*Goal*. Consider the records below. How many of their lines include the word "page"? State the number and nothing else.

[Stored records]
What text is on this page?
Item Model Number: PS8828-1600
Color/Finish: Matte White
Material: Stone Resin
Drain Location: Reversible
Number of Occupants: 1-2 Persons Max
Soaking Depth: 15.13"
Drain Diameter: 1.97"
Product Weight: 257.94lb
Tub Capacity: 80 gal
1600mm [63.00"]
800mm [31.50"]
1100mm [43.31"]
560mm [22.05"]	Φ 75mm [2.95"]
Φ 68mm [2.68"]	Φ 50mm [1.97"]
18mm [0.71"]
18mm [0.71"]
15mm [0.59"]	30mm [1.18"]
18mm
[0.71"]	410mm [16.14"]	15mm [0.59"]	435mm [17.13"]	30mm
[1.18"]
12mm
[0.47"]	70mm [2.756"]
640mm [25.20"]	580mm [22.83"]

* * *

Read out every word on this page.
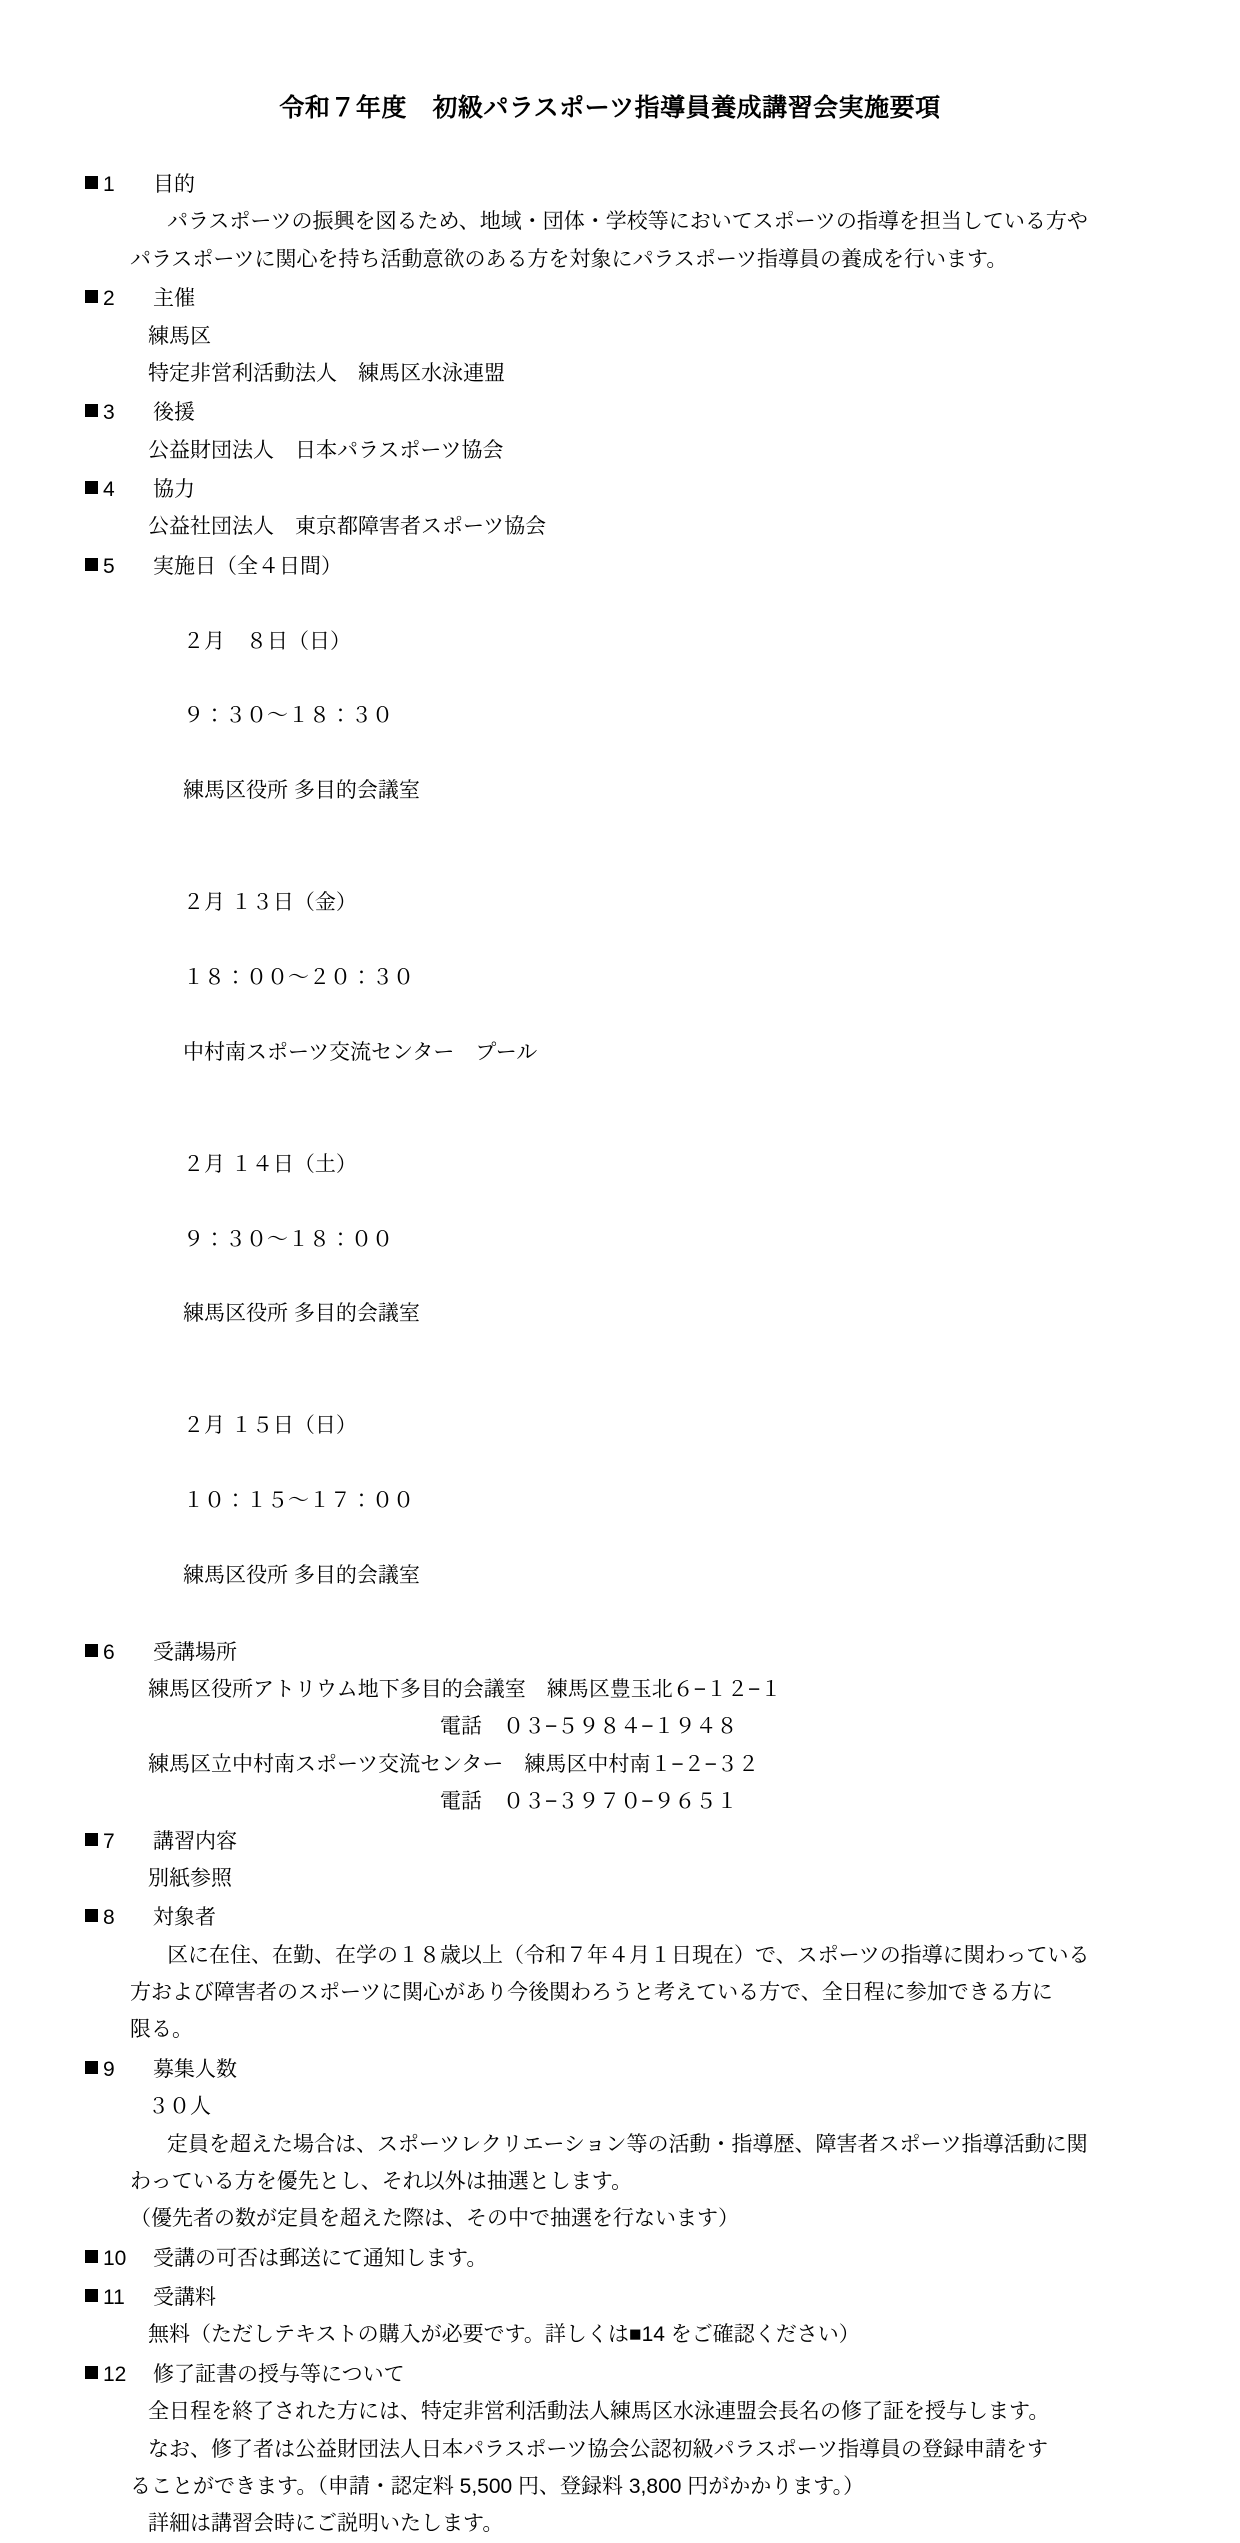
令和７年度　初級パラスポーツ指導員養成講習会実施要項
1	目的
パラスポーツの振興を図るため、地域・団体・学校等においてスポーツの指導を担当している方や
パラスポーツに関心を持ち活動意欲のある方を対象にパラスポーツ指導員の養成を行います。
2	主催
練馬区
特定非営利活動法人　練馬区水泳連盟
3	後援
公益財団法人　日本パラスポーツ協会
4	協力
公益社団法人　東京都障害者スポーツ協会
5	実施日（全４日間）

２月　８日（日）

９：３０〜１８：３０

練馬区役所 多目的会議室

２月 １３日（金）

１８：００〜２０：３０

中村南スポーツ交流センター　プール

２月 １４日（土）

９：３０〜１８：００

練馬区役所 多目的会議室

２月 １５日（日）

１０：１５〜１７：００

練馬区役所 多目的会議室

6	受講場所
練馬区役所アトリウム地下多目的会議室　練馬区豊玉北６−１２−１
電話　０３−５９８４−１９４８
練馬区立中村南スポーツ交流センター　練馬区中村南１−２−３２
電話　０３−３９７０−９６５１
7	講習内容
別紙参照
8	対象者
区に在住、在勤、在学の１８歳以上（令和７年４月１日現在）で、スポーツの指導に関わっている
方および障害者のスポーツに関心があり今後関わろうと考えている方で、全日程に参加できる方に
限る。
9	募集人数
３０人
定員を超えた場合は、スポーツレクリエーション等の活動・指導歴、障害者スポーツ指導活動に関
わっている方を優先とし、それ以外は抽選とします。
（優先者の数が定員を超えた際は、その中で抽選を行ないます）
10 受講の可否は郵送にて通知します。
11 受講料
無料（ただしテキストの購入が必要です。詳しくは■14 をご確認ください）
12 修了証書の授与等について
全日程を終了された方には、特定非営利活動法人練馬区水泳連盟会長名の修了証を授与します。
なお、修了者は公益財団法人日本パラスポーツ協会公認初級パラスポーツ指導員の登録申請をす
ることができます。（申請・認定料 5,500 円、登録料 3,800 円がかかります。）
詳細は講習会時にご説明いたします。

*Answer to this task*. 2